Source material:
-- Start --

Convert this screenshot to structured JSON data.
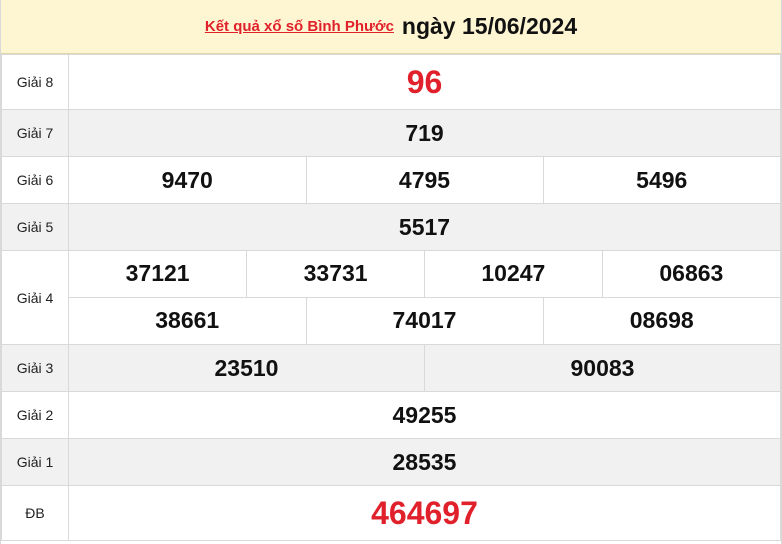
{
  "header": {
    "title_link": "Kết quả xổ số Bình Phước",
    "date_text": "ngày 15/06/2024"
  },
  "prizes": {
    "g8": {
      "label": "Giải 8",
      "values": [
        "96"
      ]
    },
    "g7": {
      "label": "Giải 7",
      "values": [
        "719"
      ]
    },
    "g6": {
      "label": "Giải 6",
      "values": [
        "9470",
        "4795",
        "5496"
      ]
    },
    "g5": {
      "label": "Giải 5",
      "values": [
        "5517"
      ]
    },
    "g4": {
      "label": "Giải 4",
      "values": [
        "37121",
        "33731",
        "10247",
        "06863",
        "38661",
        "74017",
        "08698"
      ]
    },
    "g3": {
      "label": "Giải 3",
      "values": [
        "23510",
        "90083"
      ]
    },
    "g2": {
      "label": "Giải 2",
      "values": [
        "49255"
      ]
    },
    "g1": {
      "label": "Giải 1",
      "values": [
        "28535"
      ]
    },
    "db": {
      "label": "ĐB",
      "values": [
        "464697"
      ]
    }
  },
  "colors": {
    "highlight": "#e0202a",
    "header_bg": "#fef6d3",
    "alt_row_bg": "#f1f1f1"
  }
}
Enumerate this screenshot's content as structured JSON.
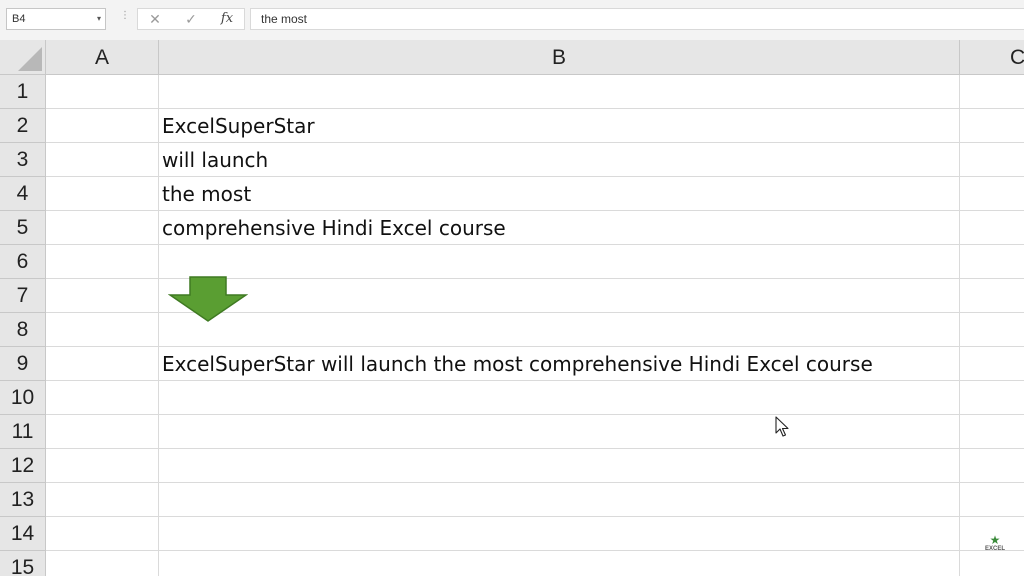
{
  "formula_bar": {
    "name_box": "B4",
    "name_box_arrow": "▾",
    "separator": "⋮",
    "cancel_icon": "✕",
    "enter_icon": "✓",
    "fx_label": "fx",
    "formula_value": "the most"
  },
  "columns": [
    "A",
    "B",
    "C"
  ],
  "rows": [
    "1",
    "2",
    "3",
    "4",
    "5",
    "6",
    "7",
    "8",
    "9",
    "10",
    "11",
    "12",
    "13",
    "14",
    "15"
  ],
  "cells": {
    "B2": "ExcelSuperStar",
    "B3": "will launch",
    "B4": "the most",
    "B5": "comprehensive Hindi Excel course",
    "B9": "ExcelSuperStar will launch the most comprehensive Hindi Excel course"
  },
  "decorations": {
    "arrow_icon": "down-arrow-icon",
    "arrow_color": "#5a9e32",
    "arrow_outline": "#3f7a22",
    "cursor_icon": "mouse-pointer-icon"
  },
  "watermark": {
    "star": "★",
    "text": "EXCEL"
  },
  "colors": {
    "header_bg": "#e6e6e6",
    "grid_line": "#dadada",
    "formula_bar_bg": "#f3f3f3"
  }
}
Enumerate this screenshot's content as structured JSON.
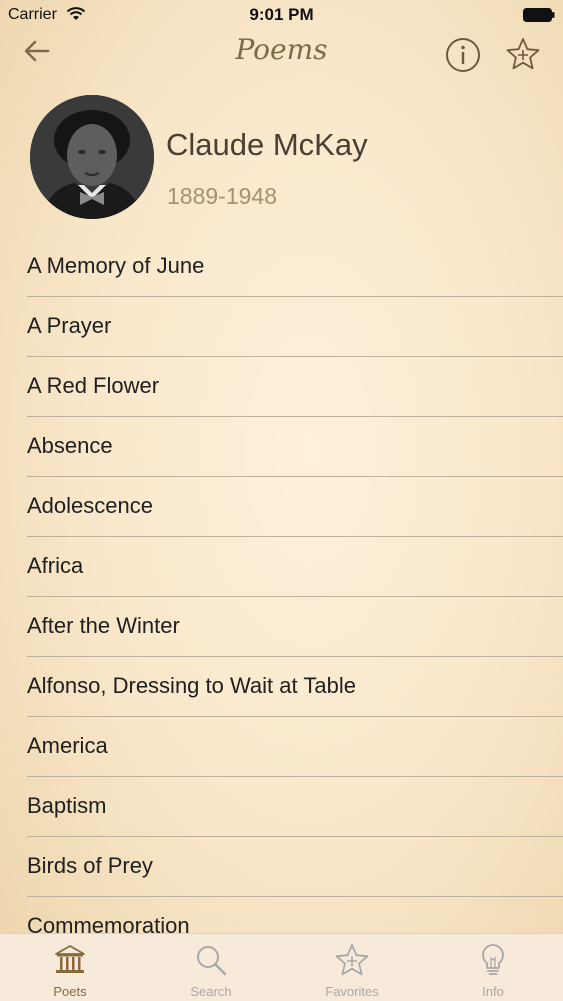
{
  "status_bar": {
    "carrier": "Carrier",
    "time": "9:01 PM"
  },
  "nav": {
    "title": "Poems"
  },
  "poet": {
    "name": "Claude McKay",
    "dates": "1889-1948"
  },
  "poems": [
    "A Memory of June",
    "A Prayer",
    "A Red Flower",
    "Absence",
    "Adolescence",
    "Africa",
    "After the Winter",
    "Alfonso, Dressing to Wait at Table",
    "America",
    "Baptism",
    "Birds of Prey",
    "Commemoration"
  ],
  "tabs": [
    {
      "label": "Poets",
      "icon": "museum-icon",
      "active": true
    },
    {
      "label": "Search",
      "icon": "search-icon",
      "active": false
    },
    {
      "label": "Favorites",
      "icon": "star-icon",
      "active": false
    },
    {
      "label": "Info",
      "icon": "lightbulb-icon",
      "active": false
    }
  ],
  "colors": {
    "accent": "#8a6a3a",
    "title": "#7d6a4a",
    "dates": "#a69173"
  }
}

-- End --

Task to complete: Reproduce every entry word for word, but skip any pictures.

Completed exercise:
Convert this screenshot to structured JSON data.
{
  "header": {
    "title_link": "Kết quả xổ số Bình Phước",
    "date_text": "ngày 15/06/2024"
  },
  "prizes": {
    "g8": {
      "label": "Giải 8",
      "values": [
        "96"
      ]
    },
    "g7": {
      "label": "Giải 7",
      "values": [
        "719"
      ]
    },
    "g6": {
      "label": "Giải 6",
      "values": [
        "9470",
        "4795",
        "5496"
      ]
    },
    "g5": {
      "label": "Giải 5",
      "values": [
        "5517"
      ]
    },
    "g4": {
      "label": "Giải 4",
      "values": [
        "37121",
        "33731",
        "10247",
        "06863",
        "38661",
        "74017",
        "08698"
      ]
    },
    "g3": {
      "label": "Giải 3",
      "values": [
        "23510",
        "90083"
      ]
    },
    "g2": {
      "label": "Giải 2",
      "values": [
        "49255"
      ]
    },
    "g1": {
      "label": "Giải 1",
      "values": [
        "28535"
      ]
    },
    "db": {
      "label": "ĐB",
      "values": [
        "464697"
      ]
    }
  },
  "colors": {
    "highlight": "#e0202a",
    "header_bg": "#fef6d3",
    "alt_row_bg": "#f1f1f1"
  }
}
Enumerate this screenshot's content as structured JSON.
{
  "formula_bar": {
    "name_box": "B4",
    "name_box_arrow": "▾",
    "separator": "⋮",
    "cancel_icon": "✕",
    "enter_icon": "✓",
    "fx_label": "fx",
    "formula_value": "the most"
  },
  "columns": [
    "A",
    "B",
    "C"
  ],
  "rows": [
    "1",
    "2",
    "3",
    "4",
    "5",
    "6",
    "7",
    "8",
    "9",
    "10",
    "11",
    "12",
    "13",
    "14",
    "15"
  ],
  "cells": {
    "B2": "ExcelSuperStar",
    "B3": "will launch",
    "B4": "the most",
    "B5": "comprehensive Hindi Excel course",
    "B9": "ExcelSuperStar will launch the most comprehensive Hindi Excel course"
  },
  "decorations": {
    "arrow_icon": "down-arrow-icon",
    "arrow_color": "#5a9e32",
    "arrow_outline": "#3f7a22",
    "cursor_icon": "mouse-pointer-icon"
  },
  "watermark": {
    "star": "★",
    "text": "EXCEL"
  },
  "colors": {
    "header_bg": "#e6e6e6",
    "grid_line": "#dadada",
    "formula_bar_bg": "#f3f3f3"
  }
}
Enumerate this screenshot's content as structured JSON.
{
  "status_bar": {
    "carrier": "Carrier",
    "time": "9:01 PM"
  },
  "nav": {
    "title": "Poems"
  },
  "poet": {
    "name": "Claude McKay",
    "dates": "1889-1948"
  },
  "poems": [
    "A Memory of June",
    "A Prayer",
    "A Red Flower",
    "Absence",
    "Adolescence",
    "Africa",
    "After the Winter",
    "Alfonso, Dressing to Wait at Table",
    "America",
    "Baptism",
    "Birds of Prey",
    "Commemoration"
  ],
  "tabs": [
    {
      "label": "Poets",
      "icon": "museum-icon",
      "active": true
    },
    {
      "label": "Search",
      "icon": "search-icon",
      "active": false
    },
    {
      "label": "Favorites",
      "icon": "star-icon",
      "active": false
    },
    {
      "label": "Info",
      "icon": "lightbulb-icon",
      "active": false
    }
  ],
  "colors": {
    "accent": "#8a6a3a",
    "title": "#7d6a4a",
    "dates": "#a69173"
  }
}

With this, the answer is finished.